=== Requirements ===
Would you pull out every line of the material that contains the string "метров"?

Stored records
※
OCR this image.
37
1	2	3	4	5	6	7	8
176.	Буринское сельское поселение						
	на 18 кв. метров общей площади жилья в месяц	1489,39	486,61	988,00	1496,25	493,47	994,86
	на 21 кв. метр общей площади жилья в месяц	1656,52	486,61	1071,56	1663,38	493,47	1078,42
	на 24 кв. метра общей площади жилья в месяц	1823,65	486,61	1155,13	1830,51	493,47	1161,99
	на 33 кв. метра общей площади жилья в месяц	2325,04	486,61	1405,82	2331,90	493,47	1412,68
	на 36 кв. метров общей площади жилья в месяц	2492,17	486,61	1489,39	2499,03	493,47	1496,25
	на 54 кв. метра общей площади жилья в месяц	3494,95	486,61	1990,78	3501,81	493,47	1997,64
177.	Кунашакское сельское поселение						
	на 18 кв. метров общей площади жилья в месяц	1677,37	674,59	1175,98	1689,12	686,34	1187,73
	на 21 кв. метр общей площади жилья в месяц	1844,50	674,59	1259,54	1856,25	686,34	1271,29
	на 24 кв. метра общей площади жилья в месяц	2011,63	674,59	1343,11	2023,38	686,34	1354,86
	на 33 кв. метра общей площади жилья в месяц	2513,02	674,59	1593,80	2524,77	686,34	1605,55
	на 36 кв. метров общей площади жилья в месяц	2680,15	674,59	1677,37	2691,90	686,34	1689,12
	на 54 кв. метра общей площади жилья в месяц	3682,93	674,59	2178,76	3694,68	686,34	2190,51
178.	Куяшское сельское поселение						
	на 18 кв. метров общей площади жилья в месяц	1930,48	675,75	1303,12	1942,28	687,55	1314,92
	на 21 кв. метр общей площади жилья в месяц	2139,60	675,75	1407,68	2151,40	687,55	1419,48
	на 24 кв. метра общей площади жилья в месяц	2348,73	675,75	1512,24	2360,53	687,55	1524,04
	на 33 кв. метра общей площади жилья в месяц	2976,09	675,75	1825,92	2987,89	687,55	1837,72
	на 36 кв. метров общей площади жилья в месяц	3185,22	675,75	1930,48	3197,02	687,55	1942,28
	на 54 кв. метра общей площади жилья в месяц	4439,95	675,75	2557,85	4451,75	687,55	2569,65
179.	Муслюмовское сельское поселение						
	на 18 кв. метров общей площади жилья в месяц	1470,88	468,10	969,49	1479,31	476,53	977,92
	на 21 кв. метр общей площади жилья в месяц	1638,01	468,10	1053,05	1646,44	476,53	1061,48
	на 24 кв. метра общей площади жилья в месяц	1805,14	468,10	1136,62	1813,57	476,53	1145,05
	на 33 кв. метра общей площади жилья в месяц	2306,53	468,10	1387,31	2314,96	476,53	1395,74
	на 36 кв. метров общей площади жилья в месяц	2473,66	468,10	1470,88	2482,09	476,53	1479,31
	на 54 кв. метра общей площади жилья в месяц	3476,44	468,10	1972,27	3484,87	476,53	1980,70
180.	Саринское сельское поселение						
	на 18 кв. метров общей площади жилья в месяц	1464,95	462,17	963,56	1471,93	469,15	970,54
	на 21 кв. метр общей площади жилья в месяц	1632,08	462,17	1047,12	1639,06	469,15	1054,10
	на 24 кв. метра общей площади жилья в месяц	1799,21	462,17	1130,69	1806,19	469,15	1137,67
※
=== Full solution ===
	на 18 кв. метров общей площади жилья в месяц	1489,39	486,61	988,00	1496,25	493,47	994,86
	на 36 кв. метров общей площади жилья в месяц	2492,17	486,61	1489,39	2499,03	493,47	1496,25
	на 18 кв. метров общей площади жилья в месяц	1677,37	674,59	1175,98	1689,12	686,34	1187,73
	на 36 кв. метров общей площади жилья в месяц	2680,15	674,59	1677,37	2691,90	686,34	1689,12
	на 18 кв. метров общей площади жилья в месяц	1930,48	675,75	1303,12	1942,28	687,55	1314,92
	на 36 кв. метров общей площади жилья в месяц	3185,22	675,75	1930,48	3197,02	687,55	1942,28
	на 18 кв. метров общей площади жилья в месяц	1470,88	468,10	969,49	1479,31	476,53	977,92
	на 36 кв. метров общей площади жилья в месяц	2473,66	468,10	1470,88	2482,09	476,53	1479,31
	на 18 кв. метров общей площади жилья в месяц	1464,95	462,17	963,56	1471,93	469,15	970,54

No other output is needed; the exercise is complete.